## EXERCISE DESCRIPTION
In the material below, the lines containing the word "Falle" are required; copy each of them.
____ INPUT
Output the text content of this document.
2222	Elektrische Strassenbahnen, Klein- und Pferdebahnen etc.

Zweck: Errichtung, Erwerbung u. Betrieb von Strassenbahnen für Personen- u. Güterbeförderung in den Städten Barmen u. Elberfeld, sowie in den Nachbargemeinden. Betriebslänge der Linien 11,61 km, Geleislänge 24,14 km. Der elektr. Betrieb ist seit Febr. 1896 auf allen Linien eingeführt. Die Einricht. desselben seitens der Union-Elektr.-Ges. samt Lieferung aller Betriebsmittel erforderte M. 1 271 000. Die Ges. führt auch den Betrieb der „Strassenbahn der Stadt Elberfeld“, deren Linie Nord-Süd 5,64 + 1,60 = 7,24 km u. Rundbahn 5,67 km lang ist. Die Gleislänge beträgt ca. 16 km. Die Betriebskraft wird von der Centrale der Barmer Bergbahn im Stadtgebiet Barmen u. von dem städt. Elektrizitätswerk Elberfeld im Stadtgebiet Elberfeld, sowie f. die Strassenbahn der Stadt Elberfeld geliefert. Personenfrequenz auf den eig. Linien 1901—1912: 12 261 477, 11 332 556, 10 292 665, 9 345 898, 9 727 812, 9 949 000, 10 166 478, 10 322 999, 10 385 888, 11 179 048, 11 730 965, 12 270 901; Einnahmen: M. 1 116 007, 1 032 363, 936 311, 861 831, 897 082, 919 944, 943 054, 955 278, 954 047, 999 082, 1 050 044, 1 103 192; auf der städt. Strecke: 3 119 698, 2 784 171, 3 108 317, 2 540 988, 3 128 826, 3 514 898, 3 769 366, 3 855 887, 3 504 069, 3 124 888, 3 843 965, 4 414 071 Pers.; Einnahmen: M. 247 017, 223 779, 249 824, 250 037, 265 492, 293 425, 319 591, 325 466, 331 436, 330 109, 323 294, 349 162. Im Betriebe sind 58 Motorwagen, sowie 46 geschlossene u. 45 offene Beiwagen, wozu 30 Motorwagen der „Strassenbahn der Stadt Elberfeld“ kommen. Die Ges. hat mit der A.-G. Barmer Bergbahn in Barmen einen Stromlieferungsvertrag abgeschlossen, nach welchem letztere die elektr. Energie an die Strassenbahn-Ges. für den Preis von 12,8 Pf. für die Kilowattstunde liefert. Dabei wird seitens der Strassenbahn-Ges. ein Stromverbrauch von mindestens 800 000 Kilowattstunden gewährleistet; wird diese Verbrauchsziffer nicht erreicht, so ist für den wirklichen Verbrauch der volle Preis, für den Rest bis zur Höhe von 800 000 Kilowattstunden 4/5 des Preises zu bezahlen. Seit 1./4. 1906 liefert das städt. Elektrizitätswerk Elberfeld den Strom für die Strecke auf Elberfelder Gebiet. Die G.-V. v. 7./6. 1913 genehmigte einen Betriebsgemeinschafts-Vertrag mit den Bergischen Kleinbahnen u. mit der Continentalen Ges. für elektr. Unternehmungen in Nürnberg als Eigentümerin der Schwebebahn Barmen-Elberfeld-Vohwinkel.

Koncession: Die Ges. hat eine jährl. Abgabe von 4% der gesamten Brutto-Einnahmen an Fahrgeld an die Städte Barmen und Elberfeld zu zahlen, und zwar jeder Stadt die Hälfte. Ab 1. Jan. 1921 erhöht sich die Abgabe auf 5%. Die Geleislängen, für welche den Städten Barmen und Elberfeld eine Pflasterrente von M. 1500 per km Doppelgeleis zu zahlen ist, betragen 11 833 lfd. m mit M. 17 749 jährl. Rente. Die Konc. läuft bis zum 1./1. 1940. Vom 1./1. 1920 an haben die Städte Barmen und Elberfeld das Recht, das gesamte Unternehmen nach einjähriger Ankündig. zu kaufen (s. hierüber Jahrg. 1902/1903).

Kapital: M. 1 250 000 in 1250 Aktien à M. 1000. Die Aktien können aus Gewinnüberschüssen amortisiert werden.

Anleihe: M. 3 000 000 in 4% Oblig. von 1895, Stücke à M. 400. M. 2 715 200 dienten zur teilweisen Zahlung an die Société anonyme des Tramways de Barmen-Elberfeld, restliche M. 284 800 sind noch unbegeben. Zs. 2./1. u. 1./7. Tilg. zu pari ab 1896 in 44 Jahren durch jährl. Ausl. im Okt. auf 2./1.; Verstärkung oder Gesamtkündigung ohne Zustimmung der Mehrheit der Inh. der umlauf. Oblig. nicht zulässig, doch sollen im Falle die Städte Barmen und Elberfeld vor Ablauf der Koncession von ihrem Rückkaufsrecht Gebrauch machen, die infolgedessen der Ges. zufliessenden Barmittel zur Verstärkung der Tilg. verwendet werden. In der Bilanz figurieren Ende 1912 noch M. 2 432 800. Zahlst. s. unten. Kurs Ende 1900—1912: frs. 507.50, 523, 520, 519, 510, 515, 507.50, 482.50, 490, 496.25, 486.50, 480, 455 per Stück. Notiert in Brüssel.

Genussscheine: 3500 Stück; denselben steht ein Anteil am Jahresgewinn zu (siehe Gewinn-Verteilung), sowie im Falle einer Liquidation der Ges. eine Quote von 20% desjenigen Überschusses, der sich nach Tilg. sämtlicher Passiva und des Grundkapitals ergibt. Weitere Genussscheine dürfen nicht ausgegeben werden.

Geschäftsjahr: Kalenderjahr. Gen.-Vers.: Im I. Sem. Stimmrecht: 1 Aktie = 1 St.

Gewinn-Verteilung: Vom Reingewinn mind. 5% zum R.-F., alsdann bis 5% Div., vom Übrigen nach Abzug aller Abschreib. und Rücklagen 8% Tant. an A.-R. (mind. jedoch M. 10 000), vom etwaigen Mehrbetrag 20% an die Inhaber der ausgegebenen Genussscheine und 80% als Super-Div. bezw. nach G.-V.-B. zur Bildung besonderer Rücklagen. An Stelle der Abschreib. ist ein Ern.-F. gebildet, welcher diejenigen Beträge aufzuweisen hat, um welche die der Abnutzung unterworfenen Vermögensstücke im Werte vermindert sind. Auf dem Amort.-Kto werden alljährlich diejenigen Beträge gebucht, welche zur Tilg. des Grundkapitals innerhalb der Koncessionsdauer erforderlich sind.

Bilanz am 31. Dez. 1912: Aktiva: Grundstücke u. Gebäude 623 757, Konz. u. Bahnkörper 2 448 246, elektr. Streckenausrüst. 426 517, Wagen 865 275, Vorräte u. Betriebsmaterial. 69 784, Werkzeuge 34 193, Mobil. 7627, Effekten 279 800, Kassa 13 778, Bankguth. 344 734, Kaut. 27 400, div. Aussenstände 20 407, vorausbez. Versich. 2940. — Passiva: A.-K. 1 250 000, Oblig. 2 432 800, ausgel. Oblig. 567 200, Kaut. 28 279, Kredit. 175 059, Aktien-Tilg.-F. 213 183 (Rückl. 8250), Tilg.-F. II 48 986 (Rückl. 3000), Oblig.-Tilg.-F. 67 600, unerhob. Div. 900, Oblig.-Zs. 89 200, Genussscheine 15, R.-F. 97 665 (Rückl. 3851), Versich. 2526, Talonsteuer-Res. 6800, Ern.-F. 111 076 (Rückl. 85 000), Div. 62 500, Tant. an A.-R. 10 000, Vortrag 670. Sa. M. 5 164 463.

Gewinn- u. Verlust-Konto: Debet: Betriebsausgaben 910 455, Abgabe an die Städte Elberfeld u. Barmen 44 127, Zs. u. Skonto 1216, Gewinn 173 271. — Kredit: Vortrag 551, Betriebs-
________
## EXERCISE RESULT
Anleihe: M. 3 000 000 in 4% Oblig. von 1895, Stücke à M. 400. M. 2 715 200 dienten zur teilweisen Zahlung an die Société anonyme des Tramways de Barmen-Elberfeld, restliche M. 284 800 sind noch unbegeben. Zs. 2./1. u. 1./7. Tilg. zu pari ab 1896 in 44 Jahren durch jährl. Ausl. im Okt. auf 2./1.; Verstärkung oder Gesamtkündigung ohne Zustimmung der Mehrheit der Inh. der umlauf. Oblig. nicht zulässig, doch sollen im Falle die Städte Barmen und Elberfeld vor Ablauf der Koncession von ihrem Rückkaufsrecht Gebrauch machen, die infolgedessen der Ges. zufliessenden Barmittel zur Verstärkung der Tilg. verwendet werden. In der Bilanz figurieren Ende 1912 noch M. 2 432 800. Zahlst. s. unten. Kurs Ende 1900—1912: frs. 507.50, 523, 520, 519, 510, 515, 507.50, 482.50, 490, 496.25, 486.50, 480, 455 per Stück. Notiert in Brüssel.
Genussscheine: 3500 Stück; denselben steht ein Anteil am Jahresgewinn zu (siehe Gewinn-Verteilung), sowie im Falle einer Liquidation der Ges. eine Quote von 20% desjenigen Überschusses, der sich nach Tilg. sämtlicher Passiva und des Grundkapitals ergibt. Weitere Genussscheine dürfen nicht ausgegeben werden.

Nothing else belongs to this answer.